┌─ Record extracts
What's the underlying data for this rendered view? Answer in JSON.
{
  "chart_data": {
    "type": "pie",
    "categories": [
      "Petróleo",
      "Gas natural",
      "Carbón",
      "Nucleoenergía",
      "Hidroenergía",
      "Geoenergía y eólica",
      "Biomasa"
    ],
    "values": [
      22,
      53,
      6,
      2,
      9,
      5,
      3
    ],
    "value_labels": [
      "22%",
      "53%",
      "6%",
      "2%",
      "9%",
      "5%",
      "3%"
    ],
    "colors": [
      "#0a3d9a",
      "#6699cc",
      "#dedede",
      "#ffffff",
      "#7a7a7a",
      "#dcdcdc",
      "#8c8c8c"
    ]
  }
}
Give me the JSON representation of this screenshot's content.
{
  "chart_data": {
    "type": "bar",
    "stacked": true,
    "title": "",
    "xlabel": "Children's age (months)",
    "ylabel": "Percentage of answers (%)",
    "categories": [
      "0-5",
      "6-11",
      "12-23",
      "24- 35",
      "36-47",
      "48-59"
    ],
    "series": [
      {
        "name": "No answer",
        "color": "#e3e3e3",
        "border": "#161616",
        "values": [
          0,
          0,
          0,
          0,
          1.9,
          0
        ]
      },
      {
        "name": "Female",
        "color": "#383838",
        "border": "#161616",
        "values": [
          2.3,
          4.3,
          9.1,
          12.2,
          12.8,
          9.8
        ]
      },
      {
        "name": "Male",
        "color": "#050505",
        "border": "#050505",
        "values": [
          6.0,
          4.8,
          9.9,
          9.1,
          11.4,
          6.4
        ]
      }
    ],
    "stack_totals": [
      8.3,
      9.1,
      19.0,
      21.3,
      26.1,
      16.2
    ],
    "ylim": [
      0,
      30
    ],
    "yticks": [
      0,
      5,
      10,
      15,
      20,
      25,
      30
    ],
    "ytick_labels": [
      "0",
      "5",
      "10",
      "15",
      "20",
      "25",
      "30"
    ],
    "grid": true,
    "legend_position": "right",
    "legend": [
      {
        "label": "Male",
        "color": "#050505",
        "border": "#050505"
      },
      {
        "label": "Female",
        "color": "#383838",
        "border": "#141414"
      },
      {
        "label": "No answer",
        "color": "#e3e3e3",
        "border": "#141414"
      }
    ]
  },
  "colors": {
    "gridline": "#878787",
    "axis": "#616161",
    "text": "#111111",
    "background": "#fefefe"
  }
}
└─
__Given request__:
Without leaving anything out, quote all the data.

__Solution__:
What's the underlying data for this rendered view? Answer in JSON.
{
  "chart_data": {
    "type": "pie",
    "categories": [
      "Petróleo",
      "Gas natural",
      "Carbón",
      "Nucleoenergía",
      "Hidroenergía",
      "Geoenergía y eólica",
      "Biomasa"
    ],
    "values": [
      22,
      53,
      6,
      2,
      9,
      5,
      3
    ],
    "value_labels": [
      "22%",
      "53%",
      "6%",
      "2%",
      "9%",
      "5%",
      "3%"
    ],
    "colors": [
      "#0a3d9a",
      "#6699cc",
      "#dedede",
      "#ffffff",
      "#7a7a7a",
      "#dcdcdc",
      "#8c8c8c"
    ]
  }
}
Give me the JSON representation of this screenshot's content.
{
  "chart_data": {
    "type": "bar",
    "stacked": true,
    "title": "",
    "xlabel": "Children's age (months)",
    "ylabel": "Percentage of answers (%)",
    "categories": [
      "0-5",
      "6-11",
      "12-23",
      "24- 35",
      "36-47",
      "48-59"
    ],
    "series": [
      {
        "name": "No answer",
        "color": "#e3e3e3",
        "border": "#161616",
        "values": [
          0,
          0,
          0,
          0,
          1.9,
          0
        ]
      },
      {
        "name": "Female",
        "color": "#383838",
        "border": "#161616",
        "values": [
          2.3,
          4.3,
          9.1,
          12.2,
          12.8,
          9.8
        ]
      },
      {
        "name": "Male",
        "color": "#050505",
        "border": "#050505",
        "values": [
          6.0,
          4.8,
          9.9,
          9.1,
          11.4,
          6.4
        ]
      }
    ],
    "stack_totals": [
      8.3,
      9.1,
      19.0,
      21.3,
      26.1,
      16.2
    ],
    "ylim": [
      0,
      30
    ],
    "yticks": [
      0,
      5,
      10,
      15,
      20,
      25,
      30
    ],
    "ytick_labels": [
      "0",
      "5",
      "10",
      "15",
      "20",
      "25",
      "30"
    ],
    "grid": true,
    "legend_position": "right",
    "legend": [
      {
        "label": "Male",
        "color": "#050505",
        "border": "#050505"
      },
      {
        "label": "Female",
        "color": "#383838",
        "border": "#141414"
      },
      {
        "label": "No answer",
        "color": "#e3e3e3",
        "border": "#141414"
      }
    ]
  },
  "colors": {
    "gridline": "#878787",
    "axis": "#616161",
    "text": "#111111",
    "background": "#fefefe"
  }
}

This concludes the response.